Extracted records
▼

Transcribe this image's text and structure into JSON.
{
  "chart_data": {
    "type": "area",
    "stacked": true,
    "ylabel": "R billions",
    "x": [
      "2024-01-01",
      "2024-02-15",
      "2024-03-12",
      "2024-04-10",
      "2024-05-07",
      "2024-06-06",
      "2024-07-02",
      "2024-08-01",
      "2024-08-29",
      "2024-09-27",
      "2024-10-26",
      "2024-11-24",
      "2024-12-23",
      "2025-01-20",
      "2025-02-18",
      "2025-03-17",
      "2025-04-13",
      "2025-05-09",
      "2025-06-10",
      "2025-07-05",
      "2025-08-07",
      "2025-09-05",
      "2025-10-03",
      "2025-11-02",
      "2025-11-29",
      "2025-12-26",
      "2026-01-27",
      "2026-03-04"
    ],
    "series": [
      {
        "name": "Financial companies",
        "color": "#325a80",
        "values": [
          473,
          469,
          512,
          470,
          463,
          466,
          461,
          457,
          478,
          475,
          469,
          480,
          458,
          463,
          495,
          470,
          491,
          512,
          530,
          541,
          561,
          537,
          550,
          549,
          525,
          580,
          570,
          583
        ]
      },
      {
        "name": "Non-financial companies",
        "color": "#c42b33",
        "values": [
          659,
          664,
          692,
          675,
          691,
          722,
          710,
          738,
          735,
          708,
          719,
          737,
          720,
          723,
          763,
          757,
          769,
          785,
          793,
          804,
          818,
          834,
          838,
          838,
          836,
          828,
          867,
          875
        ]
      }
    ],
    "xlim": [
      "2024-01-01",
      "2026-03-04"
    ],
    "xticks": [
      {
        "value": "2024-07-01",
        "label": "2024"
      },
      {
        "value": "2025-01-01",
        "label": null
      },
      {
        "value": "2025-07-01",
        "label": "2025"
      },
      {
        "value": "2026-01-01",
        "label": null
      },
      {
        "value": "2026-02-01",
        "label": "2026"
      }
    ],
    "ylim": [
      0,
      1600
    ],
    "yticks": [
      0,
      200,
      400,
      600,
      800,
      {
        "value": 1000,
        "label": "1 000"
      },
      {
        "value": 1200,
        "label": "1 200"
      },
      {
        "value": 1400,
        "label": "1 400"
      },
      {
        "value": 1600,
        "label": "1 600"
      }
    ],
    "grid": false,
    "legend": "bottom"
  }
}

▲

Would you give the material above again, complete and exact?

Transcribe this image's text and structure into JSON.
{
  "chart_data": {
    "type": "area",
    "stacked": true,
    "ylabel": "R billions",
    "x": [
      "2024-01-01",
      "2024-02-15",
      "2024-03-12",
      "2024-04-10",
      "2024-05-07",
      "2024-06-06",
      "2024-07-02",
      "2024-08-01",
      "2024-08-29",
      "2024-09-27",
      "2024-10-26",
      "2024-11-24",
      "2024-12-23",
      "2025-01-20",
      "2025-02-18",
      "2025-03-17",
      "2025-04-13",
      "2025-05-09",
      "2025-06-10",
      "2025-07-05",
      "2025-08-07",
      "2025-09-05",
      "2025-10-03",
      "2025-11-02",
      "2025-11-29",
      "2025-12-26",
      "2026-01-27",
      "2026-03-04"
    ],
    "series": [
      {
        "name": "Financial companies",
        "color": "#325a80",
        "values": [
          473,
          469,
          512,
          470,
          463,
          466,
          461,
          457,
          478,
          475,
          469,
          480,
          458,
          463,
          495,
          470,
          491,
          512,
          530,
          541,
          561,
          537,
          550,
          549,
          525,
          580,
          570,
          583
        ]
      },
      {
        "name": "Non-financial companies",
        "color": "#c42b33",
        "values": [
          659,
          664,
          692,
          675,
          691,
          722,
          710,
          738,
          735,
          708,
          719,
          737,
          720,
          723,
          763,
          757,
          769,
          785,
          793,
          804,
          818,
          834,
          838,
          838,
          836,
          828,
          867,
          875
        ]
      }
    ],
    "xlim": [
      "2024-01-01",
      "2026-03-04"
    ],
    "xticks": [
      {
        "value": "2024-07-01",
        "label": "2024"
      },
      {
        "value": "2025-01-01",
        "label": null
      },
      {
        "value": "2025-07-01",
        "label": "2025"
      },
      {
        "value": "2026-01-01",
        "label": null
      },
      {
        "value": "2026-02-01",
        "label": "2026"
      }
    ],
    "ylim": [
      0,
      1600
    ],
    "yticks": [
      0,
      200,
      400,
      600,
      800,
      {
        "value": 1000,
        "label": "1 000"
      },
      {
        "value": 1200,
        "label": "1 200"
      },
      {
        "value": 1400,
        "label": "1 400"
      },
      {
        "value": 1600,
        "label": "1 600"
      }
    ],
    "grid": false,
    "legend": "bottom"
  }
}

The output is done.